▶ [Exercise] Copy out all lines of the records in which the word "plate" appears.

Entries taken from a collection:
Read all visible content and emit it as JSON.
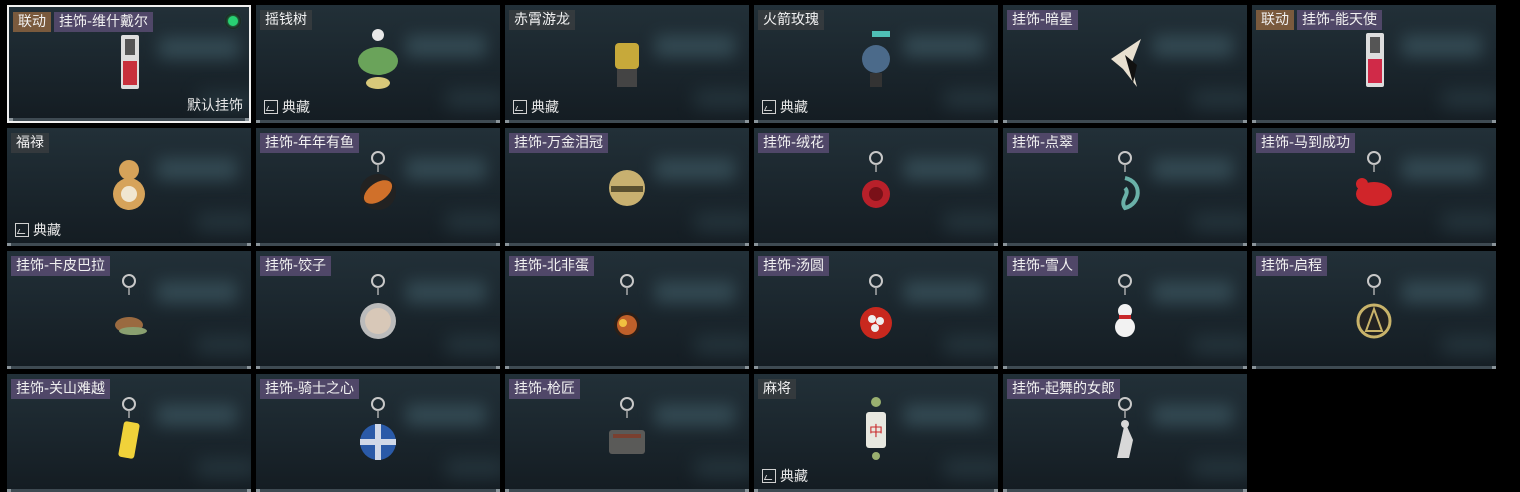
{
  "colors": {
    "selected_border": "#f0f0f0",
    "equipped_dot": "#28d072",
    "collab_tag": "#7a5a3d",
    "name_tag": "#60507a"
  },
  "items": [
    {
      "badge": "联动",
      "name": "挂饰-维什戴尔",
      "selected": true,
      "equipped": true,
      "default_label": "默认挂饰",
      "icon": "luggage-tag-icon",
      "color": "#c8303c"
    },
    {
      "name": "摇钱树",
      "classic": "典藏",
      "icon": "money-tree-icon",
      "color": "#6aa35a",
      "plain": true
    },
    {
      "name": "赤霄游龙",
      "classic": "典藏",
      "icon": "dragon-figure-icon",
      "color": "#c7a93a",
      "plain": true
    },
    {
      "name": "火箭玫瑰",
      "classic": "典藏",
      "icon": "rocket-figure-icon",
      "color": "#4b6a8a",
      "plain": true
    },
    {
      "name": "挂饰-暗星",
      "icon": "dark-star-icon",
      "color": "#e8e0d0"
    },
    {
      "badge": "联动",
      "name": "挂饰-能天使",
      "icon": "luggage-tag-icon",
      "color": "#d02a48"
    },
    {
      "name": "福禄",
      "classic": "典藏",
      "icon": "gourd-icon",
      "color": "#d6a35a",
      "plain": true
    },
    {
      "name": "挂饰-年年有鱼",
      "icon": "fish-plate-icon",
      "color": "#d0702a"
    },
    {
      "name": "挂饰-万金泪冠",
      "icon": "crown-emblem-icon",
      "color": "#c8b070"
    },
    {
      "name": "挂饰-绒花",
      "icon": "rose-icon",
      "color": "#b8202a"
    },
    {
      "name": "挂饰-点翠",
      "icon": "phoenix-pin-icon",
      "color": "#6ab0a8"
    },
    {
      "name": "挂饰-马到成功",
      "icon": "red-horse-icon",
      "color": "#d0252a"
    },
    {
      "name": "挂饰-卡皮巴拉",
      "icon": "capybara-icon",
      "color": "#9a6a40"
    },
    {
      "name": "挂饰-饺子",
      "icon": "dumpling-plate-icon",
      "color": "#d8c8b8"
    },
    {
      "name": "挂饰-北非蛋",
      "icon": "shakshuka-icon",
      "color": "#c0602a"
    },
    {
      "name": "挂饰-汤圆",
      "icon": "tangyuan-bowl-icon",
      "color": "#c8281e"
    },
    {
      "name": "挂饰-雪人",
      "icon": "snowman-icon",
      "color": "#f2f2f2"
    },
    {
      "name": "挂饰-启程",
      "icon": "compass-ring-icon",
      "color": "#c8b36a"
    },
    {
      "name": "挂饰-关山难越",
      "icon": "yellow-cylinder-icon",
      "color": "#f0d23a"
    },
    {
      "name": "挂饰-骑士之心",
      "icon": "knight-cross-icon",
      "color": "#2a5aa8"
    },
    {
      "name": "挂饰-枪匠",
      "icon": "gun-case-icon",
      "color": "#5a5a58"
    },
    {
      "name": "麻将",
      "classic": "典藏",
      "icon": "mahjong-tile-icon",
      "color": "#e8e8e0",
      "plain": true
    },
    {
      "name": "挂饰-起舞的女郎",
      "icon": "dancer-statue-icon",
      "color": "#d8d8d8"
    }
  ]
}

▶ [Solution to the exercise]
      "icon": "fish-plate-icon",
      "icon": "dumpling-plate-icon",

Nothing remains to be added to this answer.